STATED PROBLEM:
Search the records for "Sophia" and copy each line that holds it.

Lines of data
§

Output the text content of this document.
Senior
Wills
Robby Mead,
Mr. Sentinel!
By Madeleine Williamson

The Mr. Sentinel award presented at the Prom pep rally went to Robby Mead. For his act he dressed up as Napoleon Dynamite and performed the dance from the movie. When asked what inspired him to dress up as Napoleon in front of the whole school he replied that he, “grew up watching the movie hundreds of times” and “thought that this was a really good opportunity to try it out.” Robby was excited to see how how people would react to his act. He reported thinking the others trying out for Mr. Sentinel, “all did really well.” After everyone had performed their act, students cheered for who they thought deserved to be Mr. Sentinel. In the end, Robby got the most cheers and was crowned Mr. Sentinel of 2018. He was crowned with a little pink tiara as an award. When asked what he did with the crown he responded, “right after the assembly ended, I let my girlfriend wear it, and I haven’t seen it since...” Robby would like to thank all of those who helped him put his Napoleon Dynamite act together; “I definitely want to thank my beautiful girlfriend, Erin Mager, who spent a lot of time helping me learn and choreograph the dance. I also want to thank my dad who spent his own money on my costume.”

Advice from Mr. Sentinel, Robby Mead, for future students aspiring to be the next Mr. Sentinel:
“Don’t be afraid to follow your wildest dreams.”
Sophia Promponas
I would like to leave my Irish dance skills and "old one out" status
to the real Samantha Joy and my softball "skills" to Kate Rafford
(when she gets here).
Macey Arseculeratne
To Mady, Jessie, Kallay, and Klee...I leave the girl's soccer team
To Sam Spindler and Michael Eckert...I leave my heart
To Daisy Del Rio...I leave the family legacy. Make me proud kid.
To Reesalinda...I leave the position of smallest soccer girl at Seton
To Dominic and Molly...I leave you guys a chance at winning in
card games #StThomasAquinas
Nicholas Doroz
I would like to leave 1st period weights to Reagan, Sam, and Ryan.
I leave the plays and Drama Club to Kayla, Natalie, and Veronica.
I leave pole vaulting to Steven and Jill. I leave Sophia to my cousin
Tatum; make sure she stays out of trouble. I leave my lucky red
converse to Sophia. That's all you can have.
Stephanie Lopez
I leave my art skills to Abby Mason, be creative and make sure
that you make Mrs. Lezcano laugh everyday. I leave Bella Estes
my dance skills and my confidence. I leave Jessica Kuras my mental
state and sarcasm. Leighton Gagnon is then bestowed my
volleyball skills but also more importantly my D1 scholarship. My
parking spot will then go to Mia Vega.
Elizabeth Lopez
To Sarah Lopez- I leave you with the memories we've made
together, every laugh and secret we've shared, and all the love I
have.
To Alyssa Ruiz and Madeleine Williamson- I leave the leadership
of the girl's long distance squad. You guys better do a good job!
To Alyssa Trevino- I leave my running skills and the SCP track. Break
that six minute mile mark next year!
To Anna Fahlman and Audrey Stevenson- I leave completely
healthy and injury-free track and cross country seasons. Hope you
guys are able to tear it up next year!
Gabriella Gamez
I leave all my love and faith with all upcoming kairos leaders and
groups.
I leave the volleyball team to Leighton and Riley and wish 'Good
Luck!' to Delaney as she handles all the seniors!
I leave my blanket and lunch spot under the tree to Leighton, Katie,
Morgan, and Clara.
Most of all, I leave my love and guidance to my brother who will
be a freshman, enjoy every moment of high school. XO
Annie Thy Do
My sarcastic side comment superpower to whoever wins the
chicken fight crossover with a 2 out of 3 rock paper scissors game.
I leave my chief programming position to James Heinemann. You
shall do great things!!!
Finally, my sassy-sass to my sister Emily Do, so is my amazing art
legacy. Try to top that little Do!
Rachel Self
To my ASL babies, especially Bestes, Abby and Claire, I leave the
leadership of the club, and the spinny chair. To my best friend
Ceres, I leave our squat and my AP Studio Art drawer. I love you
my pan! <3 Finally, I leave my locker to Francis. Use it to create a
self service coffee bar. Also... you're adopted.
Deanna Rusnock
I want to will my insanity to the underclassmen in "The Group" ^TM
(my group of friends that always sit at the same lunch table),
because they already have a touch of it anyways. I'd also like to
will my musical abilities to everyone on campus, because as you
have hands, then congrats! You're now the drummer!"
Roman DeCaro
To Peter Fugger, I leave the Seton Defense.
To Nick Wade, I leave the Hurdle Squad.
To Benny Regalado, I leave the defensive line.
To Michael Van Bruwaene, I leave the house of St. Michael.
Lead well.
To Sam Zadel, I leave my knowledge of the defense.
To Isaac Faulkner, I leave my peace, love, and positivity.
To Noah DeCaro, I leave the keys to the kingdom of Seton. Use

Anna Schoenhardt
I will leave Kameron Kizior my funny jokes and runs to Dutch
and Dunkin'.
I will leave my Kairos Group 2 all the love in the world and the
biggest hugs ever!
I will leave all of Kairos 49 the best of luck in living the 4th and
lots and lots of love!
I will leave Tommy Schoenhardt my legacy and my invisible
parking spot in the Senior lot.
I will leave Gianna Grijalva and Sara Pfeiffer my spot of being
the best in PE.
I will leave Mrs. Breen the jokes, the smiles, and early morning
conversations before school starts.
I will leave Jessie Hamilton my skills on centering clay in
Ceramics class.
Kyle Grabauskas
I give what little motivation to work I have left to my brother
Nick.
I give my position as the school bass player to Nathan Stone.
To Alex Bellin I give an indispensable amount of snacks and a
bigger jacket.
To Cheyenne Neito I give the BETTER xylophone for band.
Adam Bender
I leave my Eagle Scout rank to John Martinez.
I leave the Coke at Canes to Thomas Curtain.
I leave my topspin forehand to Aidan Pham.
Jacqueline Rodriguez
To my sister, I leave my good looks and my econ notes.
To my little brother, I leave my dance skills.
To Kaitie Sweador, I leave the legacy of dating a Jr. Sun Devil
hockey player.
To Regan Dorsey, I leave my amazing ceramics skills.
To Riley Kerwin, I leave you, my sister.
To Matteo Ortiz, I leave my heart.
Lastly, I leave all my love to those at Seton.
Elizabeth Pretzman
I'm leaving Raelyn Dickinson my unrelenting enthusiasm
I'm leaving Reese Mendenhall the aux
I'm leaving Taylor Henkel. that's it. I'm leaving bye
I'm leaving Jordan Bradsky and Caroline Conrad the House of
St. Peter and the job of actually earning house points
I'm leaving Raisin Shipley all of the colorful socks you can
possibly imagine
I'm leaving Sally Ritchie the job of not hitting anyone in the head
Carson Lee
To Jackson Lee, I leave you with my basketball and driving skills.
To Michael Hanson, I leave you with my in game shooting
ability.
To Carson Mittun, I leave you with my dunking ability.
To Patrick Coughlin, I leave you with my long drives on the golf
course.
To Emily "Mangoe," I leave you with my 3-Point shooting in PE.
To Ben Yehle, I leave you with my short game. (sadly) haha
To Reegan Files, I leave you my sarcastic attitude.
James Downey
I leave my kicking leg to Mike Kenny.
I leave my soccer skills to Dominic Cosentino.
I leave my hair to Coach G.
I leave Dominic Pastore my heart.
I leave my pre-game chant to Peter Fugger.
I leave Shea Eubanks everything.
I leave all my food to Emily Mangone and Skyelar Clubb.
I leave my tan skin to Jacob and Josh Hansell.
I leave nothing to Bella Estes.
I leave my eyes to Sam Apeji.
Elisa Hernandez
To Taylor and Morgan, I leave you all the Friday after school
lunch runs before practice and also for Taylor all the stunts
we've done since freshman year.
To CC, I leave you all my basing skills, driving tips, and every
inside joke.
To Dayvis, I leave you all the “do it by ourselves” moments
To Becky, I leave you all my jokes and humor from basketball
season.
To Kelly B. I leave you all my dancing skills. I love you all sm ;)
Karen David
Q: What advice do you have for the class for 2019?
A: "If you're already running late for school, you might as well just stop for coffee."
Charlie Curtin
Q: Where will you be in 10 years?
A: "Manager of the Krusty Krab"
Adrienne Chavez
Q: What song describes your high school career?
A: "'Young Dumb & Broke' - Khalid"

§

FULL SOLUTION:
Sophia Promponas
I leave pole vaulting to Steven and Jill. I leave Sophia to my cousin
converse to Sophia. That's all you can have.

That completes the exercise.